| Aim of the exercise |
Write out the listing beneath this instruction in its entirety, exactly as it reads.

## Start Information shown

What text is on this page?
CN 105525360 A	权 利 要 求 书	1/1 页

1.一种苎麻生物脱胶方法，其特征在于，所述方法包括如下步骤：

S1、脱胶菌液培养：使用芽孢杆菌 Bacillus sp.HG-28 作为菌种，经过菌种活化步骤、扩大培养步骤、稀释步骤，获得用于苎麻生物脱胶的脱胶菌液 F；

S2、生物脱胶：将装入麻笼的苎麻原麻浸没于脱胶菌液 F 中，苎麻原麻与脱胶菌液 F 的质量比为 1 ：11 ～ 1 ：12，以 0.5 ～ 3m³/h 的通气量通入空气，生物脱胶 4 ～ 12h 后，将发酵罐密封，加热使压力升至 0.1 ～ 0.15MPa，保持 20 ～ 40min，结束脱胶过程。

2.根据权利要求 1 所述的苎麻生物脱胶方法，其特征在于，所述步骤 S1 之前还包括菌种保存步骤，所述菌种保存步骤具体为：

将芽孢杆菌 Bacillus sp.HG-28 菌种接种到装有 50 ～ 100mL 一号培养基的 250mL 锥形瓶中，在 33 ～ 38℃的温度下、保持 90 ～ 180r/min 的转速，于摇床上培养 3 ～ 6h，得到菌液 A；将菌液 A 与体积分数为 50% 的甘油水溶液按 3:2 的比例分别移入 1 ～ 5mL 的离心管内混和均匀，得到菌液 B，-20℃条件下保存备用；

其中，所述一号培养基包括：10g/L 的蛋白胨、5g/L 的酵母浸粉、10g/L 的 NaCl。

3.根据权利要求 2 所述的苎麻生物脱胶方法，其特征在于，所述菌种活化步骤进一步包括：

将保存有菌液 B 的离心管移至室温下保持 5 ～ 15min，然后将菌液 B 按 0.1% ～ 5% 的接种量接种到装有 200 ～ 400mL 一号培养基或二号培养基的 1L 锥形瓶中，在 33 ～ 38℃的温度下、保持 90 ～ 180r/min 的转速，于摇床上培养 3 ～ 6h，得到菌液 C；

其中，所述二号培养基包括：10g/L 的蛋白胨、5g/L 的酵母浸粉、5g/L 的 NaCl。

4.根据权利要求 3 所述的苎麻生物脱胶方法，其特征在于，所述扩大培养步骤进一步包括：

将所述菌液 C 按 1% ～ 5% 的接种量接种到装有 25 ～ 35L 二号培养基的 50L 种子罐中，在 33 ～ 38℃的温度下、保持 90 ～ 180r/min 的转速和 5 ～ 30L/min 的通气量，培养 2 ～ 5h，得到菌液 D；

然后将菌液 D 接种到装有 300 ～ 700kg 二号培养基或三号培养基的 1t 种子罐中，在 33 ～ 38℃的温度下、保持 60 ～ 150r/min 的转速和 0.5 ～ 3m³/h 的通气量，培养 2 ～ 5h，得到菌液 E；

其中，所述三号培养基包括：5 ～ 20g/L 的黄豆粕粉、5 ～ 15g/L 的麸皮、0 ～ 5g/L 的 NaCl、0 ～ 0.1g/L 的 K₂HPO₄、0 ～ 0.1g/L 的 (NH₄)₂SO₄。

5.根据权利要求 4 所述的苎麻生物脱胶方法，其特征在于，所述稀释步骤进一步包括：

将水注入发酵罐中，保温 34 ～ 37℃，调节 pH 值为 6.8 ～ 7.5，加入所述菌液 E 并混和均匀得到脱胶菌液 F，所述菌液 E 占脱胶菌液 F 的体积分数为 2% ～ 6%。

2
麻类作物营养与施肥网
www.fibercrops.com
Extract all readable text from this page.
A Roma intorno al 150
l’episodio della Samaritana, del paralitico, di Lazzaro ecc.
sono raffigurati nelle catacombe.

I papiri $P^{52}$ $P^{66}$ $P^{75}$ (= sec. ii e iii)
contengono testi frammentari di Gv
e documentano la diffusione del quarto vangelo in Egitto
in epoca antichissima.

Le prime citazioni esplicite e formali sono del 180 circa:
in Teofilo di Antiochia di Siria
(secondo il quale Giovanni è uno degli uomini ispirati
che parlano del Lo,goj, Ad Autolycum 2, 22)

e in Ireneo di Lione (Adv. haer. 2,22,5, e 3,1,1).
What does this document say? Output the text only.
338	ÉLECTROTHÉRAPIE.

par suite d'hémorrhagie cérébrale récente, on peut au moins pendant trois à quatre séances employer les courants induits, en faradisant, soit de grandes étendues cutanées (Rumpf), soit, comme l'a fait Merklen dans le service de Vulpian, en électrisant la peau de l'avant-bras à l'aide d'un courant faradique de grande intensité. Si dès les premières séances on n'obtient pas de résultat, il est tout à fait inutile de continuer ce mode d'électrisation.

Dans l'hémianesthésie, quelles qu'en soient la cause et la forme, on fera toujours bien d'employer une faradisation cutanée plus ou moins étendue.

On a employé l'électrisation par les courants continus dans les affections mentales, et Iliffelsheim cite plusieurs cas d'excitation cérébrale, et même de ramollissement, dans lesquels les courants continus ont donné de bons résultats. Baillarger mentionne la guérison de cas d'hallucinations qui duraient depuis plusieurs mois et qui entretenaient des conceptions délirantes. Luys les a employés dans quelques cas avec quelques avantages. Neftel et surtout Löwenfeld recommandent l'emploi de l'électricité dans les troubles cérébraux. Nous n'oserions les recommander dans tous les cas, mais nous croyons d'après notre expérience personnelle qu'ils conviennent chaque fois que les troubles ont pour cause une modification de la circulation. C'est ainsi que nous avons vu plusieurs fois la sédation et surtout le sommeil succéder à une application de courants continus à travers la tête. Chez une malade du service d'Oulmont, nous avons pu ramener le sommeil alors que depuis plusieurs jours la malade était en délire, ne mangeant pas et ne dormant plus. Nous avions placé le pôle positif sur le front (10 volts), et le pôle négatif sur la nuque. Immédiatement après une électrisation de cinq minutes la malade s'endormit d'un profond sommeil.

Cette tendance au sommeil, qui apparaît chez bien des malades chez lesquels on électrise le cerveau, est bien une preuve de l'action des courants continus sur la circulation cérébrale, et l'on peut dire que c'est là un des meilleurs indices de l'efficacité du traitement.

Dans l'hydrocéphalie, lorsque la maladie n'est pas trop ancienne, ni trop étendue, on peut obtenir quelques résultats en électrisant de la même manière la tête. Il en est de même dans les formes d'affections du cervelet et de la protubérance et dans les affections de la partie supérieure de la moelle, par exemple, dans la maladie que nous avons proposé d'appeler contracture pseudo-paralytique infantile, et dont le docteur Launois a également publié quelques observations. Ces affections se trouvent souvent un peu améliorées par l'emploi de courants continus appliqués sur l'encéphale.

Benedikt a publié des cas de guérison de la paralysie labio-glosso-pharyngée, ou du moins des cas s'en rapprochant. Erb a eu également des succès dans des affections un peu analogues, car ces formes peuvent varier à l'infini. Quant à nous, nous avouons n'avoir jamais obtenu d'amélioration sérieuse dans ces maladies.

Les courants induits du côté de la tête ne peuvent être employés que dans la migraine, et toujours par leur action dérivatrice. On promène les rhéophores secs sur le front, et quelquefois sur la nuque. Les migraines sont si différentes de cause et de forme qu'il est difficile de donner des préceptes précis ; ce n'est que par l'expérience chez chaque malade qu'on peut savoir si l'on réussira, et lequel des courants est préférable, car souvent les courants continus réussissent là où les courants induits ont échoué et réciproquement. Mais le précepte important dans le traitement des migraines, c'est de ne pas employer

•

## End Information shown

| Solved exercise |
What text is on this page?
CN 105525360 A	权 利 要 求 书	1/1 页

1.一种苎麻生物脱胶方法，其特征在于，所述方法包括如下步骤：

S1、脱胶菌液培养：使用芽孢杆菌 Bacillus sp.HG-28 作为菌种，经过菌种活化步骤、扩大培养步骤、稀释步骤，获得用于苎麻生物脱胶的脱胶菌液 F；

S2、生物脱胶：将装入麻笼的苎麻原麻浸没于脱胶菌液 F 中，苎麻原麻与脱胶菌液 F 的质量比为 1 ：11 ～ 1 ：12，以 0.5 ～ 3m³/h 的通气量通入空气，生物脱胶 4 ～ 12h 后，将发酵罐密封，加热使压力升至 0.1 ～ 0.15MPa，保持 20 ～ 40min，结束脱胶过程。

2.根据权利要求 1 所述的苎麻生物脱胶方法，其特征在于，所述步骤 S1 之前还包括菌种保存步骤，所述菌种保存步骤具体为：

将芽孢杆菌 Bacillus sp.HG-28 菌种接种到装有 50 ～ 100mL 一号培养基的 250mL 锥形瓶中，在 33 ～ 38℃的温度下、保持 90 ～ 180r/min 的转速，于摇床上培养 3 ～ 6h，得到菌液 A；将菌液 A 与体积分数为 50% 的甘油水溶液按 3:2 的比例分别移入 1 ～ 5mL 的离心管内混和均匀，得到菌液 B，-20℃条件下保存备用；

其中，所述一号培养基包括：10g/L 的蛋白胨、5g/L 的酵母浸粉、10g/L 的 NaCl。

3.根据权利要求 2 所述的苎麻生物脱胶方法，其特征在于，所述菌种活化步骤进一步包括：

将保存有菌液 B 的离心管移至室温下保持 5 ～ 15min，然后将菌液 B 按 0.1% ～ 5% 的接种量接种到装有 200 ～ 400mL 一号培养基或二号培养基的 1L 锥形瓶中，在 33 ～ 38℃的温度下、保持 90 ～ 180r/min 的转速，于摇床上培养 3 ～ 6h，得到菌液 C；

其中，所述二号培养基包括：10g/L 的蛋白胨、5g/L 的酵母浸粉、5g/L 的 NaCl。

4.根据权利要求 3 所述的苎麻生物脱胶方法，其特征在于，所述扩大培养步骤进一步包括：

将所述菌液 C 按 1% ～ 5% 的接种量接种到装有 25 ～ 35L 二号培养基的 50L 种子罐中，在 33 ～ 38℃的温度下、保持 90 ～ 180r/min 的转速和 5 ～ 30L/min 的通气量，培养 2 ～ 5h，得到菌液 D；

然后将菌液 D 接种到装有 300 ～ 700kg 二号培养基或三号培养基的 1t 种子罐中，在 33 ～ 38℃的温度下、保持 60 ～ 150r/min 的转速和 0.5 ～ 3m³/h 的通气量，培养 2 ～ 5h，得到菌液 E；

其中，所述三号培养基包括：5 ～ 20g/L 的黄豆粕粉、5 ～ 15g/L 的麸皮、0 ～ 5g/L 的 NaCl、0 ～ 0.1g/L 的 K₂HPO₄、0 ～ 0.1g/L 的 (NH₄)₂SO₄。

5.根据权利要求 4 所述的苎麻生物脱胶方法，其特征在于，所述稀释步骤进一步包括：

将水注入发酵罐中，保温 34 ～ 37℃，调节 pH 值为 6.8 ～ 7.5，加入所述菌液 E 并混和均匀得到脱胶菌液 F，所述菌液 E 占脱胶菌液 F 的体积分数为 2% ～ 6%。

2
麻类作物营养与施肥网
www.fibercrops.com
Extract all readable text from this page.
A Roma intorno al 150
l’episodio della Samaritana, del paralitico, di Lazzaro ecc.
sono raffigurati nelle catacombe.

I papiri $P^{52}$ $P^{66}$ $P^{75}$ (= sec. ii e iii)
contengono testi frammentari di Gv
e documentano la diffusione del quarto vangelo in Egitto
in epoca antichissima.

Le prime citazioni esplicite e formali sono del 180 circa:
in Teofilo di Antiochia di Siria
(secondo il quale Giovanni è uno degli uomini ispirati
che parlano del Lo,goj, Ad Autolycum 2, 22)

e in Ireneo di Lione (Adv. haer. 2,22,5, e 3,1,1).
What does this document say? Output the text only.
338	ÉLECTROTHÉRAPIE.

par suite d'hémorrhagie cérébrale récente, on peut au moins pendant trois à quatre séances employer les courants induits, en faradisant, soit de grandes étendues cutanées (Rumpf), soit, comme l'a fait Merklen dans le service de Vulpian, en électrisant la peau de l'avant-bras à l'aide d'un courant faradique de grande intensité. Si dès les premières séances on n'obtient pas de résultat, il est tout à fait inutile de continuer ce mode d'électrisation.

Dans l'hémianesthésie, quelles qu'en soient la cause et la forme, on fera toujours bien d'employer une faradisation cutanée plus ou moins étendue.

On a employé l'électrisation par les courants continus dans les affections mentales, et Iliffelsheim cite plusieurs cas d'excitation cérébrale, et même de ramollissement, dans lesquels les courants continus ont donné de bons résultats. Baillarger mentionne la guérison de cas d'hallucinations qui duraient depuis plusieurs mois et qui entretenaient des conceptions délirantes. Luys les a employés dans quelques cas avec quelques avantages. Neftel et surtout Löwenfeld recommandent l'emploi de l'électricité dans les troubles cérébraux. Nous n'oserions les recommander dans tous les cas, mais nous croyons d'après notre expérience personnelle qu'ils conviennent chaque fois que les troubles ont pour cause une modification de la circulation. C'est ainsi que nous avons vu plusieurs fois la sédation et surtout le sommeil succéder à une application de courants continus à travers la tête. Chez une malade du service d'Oulmont, nous avons pu ramener le sommeil alors que depuis plusieurs jours la malade était en délire, ne mangeant pas et ne dormant plus. Nous avions placé le pôle positif sur le front (10 volts), et le pôle négatif sur la nuque. Immédiatement après une électrisation de cinq minutes la malade s'endormit d'un profond sommeil.

Cette tendance au sommeil, qui apparaît chez bien des malades chez lesquels on électrise le cerveau, est bien une preuve de l'action des courants continus sur la circulation cérébrale, et l'on peut dire que c'est là un des meilleurs indices de l'efficacité du traitement.

Dans l'hydrocéphalie, lorsque la maladie n'est pas trop ancienne, ni trop étendue, on peut obtenir quelques résultats en électrisant de la même manière la tête. Il en est de même dans les formes d'affections du cervelet et de la protubérance et dans les affections de la partie supérieure de la moelle, par exemple, dans la maladie que nous avons proposé d'appeler contracture pseudo-paralytique infantile, et dont le docteur Launois a également publié quelques observations. Ces affections se trouvent souvent un peu améliorées par l'emploi de courants continus appliqués sur l'encéphale.

Benedikt a publié des cas de guérison de la paralysie labio-glosso-pharyngée, ou du moins des cas s'en rapprochant. Erb a eu également des succès dans des affections un peu analogues, car ces formes peuvent varier à l'infini. Quant à nous, nous avouons n'avoir jamais obtenu d'amélioration sérieuse dans ces maladies.

Les courants induits du côté de la tête ne peuvent être employés que dans la migraine, et toujours par leur action dérivatrice. On promène les rhéophores secs sur le front, et quelquefois sur la nuque. Les migraines sont si différentes de cause et de forme qu'il est difficile de donner des préceptes précis ; ce n'est que par l'expérience chez chaque malade qu'on peut savoir si l'on réussira, et lequel des courants est préférable, car souvent les courants continus réussissent là où les courants induits ont échoué et réciproquement. Mais le précepte important dans le traitement des migraines, c'est de ne pas employer

•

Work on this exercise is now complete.